§ WHAT TO DO
What follows is a set of records, each of which is to be written out exactly.

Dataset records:
++++++++++++++++++++

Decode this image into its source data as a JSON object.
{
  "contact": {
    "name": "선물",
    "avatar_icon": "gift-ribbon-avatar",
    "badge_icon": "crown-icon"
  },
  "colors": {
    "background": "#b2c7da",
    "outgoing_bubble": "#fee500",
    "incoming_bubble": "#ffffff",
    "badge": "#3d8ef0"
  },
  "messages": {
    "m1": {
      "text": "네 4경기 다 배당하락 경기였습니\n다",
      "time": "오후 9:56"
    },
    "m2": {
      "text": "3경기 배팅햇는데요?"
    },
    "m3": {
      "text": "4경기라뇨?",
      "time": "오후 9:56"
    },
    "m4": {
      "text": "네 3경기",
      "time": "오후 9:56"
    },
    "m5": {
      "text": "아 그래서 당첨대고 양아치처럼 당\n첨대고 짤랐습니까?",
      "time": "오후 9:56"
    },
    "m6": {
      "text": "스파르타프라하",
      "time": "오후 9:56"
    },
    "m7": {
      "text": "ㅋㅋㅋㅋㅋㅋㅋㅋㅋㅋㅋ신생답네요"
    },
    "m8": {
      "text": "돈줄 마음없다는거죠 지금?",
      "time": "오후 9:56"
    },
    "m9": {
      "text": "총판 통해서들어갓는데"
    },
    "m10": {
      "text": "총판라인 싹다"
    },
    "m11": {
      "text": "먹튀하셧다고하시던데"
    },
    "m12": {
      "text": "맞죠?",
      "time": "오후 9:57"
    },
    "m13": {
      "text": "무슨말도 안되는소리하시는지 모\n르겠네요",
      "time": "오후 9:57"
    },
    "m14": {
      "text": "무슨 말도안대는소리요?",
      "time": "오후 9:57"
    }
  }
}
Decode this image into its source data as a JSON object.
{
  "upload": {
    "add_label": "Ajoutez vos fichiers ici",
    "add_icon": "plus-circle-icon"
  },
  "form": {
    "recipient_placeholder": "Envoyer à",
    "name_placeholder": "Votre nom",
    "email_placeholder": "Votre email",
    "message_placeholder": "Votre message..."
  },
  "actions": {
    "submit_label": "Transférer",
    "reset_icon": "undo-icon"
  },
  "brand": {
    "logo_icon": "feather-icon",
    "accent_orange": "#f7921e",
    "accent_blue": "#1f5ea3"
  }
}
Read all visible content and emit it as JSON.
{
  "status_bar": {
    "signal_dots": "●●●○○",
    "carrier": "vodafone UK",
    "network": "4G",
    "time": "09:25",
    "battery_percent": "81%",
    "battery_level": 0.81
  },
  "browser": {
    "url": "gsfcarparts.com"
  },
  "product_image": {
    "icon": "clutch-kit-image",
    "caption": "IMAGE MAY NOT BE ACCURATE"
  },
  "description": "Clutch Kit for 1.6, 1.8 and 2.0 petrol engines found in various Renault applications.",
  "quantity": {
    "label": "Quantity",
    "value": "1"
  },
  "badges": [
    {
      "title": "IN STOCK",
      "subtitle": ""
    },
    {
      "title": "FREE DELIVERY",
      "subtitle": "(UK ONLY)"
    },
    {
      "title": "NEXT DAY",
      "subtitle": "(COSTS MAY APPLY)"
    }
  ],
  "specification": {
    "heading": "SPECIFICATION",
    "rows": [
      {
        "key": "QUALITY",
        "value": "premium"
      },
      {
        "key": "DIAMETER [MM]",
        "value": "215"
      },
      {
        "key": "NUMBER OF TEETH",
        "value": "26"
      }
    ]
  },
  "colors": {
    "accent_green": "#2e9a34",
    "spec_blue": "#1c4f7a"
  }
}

++++++++++++++++++++

§ ANSWER IN FULL
Decode this image into its source data as a JSON object.
{
  "contact": {
    "name": "선물",
    "avatar_icon": "gift-ribbon-avatar",
    "badge_icon": "crown-icon"
  },
  "colors": {
    "background": "#b2c7da",
    "outgoing_bubble": "#fee500",
    "incoming_bubble": "#ffffff",
    "badge": "#3d8ef0"
  },
  "messages": {
    "m1": {
      "text": "네 4경기 다 배당하락 경기였습니\n다",
      "time": "오후 9:56"
    },
    "m2": {
      "text": "3경기 배팅햇는데요?"
    },
    "m3": {
      "text": "4경기라뇨?",
      "time": "오후 9:56"
    },
    "m4": {
      "text": "네 3경기",
      "time": "오후 9:56"
    },
    "m5": {
      "text": "아 그래서 당첨대고 양아치처럼 당\n첨대고 짤랐습니까?",
      "time": "오후 9:56"
    },
    "m6": {
      "text": "스파르타프라하",
      "time": "오후 9:56"
    },
    "m7": {
      "text": "ㅋㅋㅋㅋㅋㅋㅋㅋㅋㅋㅋ신생답네요"
    },
    "m8": {
      "text": "돈줄 마음없다는거죠 지금?",
      "time": "오후 9:56"
    },
    "m9": {
      "text": "총판 통해서들어갓는데"
    },
    "m10": {
      "text": "총판라인 싹다"
    },
    "m11": {
      "text": "먹튀하셧다고하시던데"
    },
    "m12": {
      "text": "맞죠?",
      "time": "오후 9:57"
    },
    "m13": {
      "text": "무슨말도 안되는소리하시는지 모\n르겠네요",
      "time": "오후 9:57"
    },
    "m14": {
      "text": "무슨 말도안대는소리요?",
      "time": "오후 9:57"
    }
  }
}
Decode this image into its source data as a JSON object.
{
  "upload": {
    "add_label": "Ajoutez vos fichiers ici",
    "add_icon": "plus-circle-icon"
  },
  "form": {
    "recipient_placeholder": "Envoyer à",
    "name_placeholder": "Votre nom",
    "email_placeholder": "Votre email",
    "message_placeholder": "Votre message..."
  },
  "actions": {
    "submit_label": "Transférer",
    "reset_icon": "undo-icon"
  },
  "brand": {
    "logo_icon": "feather-icon",
    "accent_orange": "#f7921e",
    "accent_blue": "#1f5ea3"
  }
}
Read all visible content and emit it as JSON.
{
  "status_bar": {
    "signal_dots": "●●●○○",
    "carrier": "vodafone UK",
    "network": "4G",
    "time": "09:25",
    "battery_percent": "81%",
    "battery_level": 0.81
  },
  "browser": {
    "url": "gsfcarparts.com"
  },
  "product_image": {
    "icon": "clutch-kit-image",
    "caption": "IMAGE MAY NOT BE ACCURATE"
  },
  "description": "Clutch Kit for 1.6, 1.8 and 2.0 petrol engines found in various Renault applications.",
  "quantity": {
    "label": "Quantity",
    "value": "1"
  },
  "badges": [
    {
      "title": "IN STOCK",
      "subtitle": ""
    },
    {
      "title": "FREE DELIVERY",
      "subtitle": "(UK ONLY)"
    },
    {
      "title": "NEXT DAY",
      "subtitle": "(COSTS MAY APPLY)"
    }
  ],
  "specification": {
    "heading": "SPECIFICATION",
    "rows": [
      {
        "key": "QUALITY",
        "value": "premium"
      },
      {
        "key": "DIAMETER [MM]",
        "value": "215"
      },
      {
        "key": "NUMBER OF TEETH",
        "value": "26"
      }
    ]
  },
  "colors": {
    "accent_green": "#2e9a34",
    "spec_blue": "#1c4f7a"
  }
}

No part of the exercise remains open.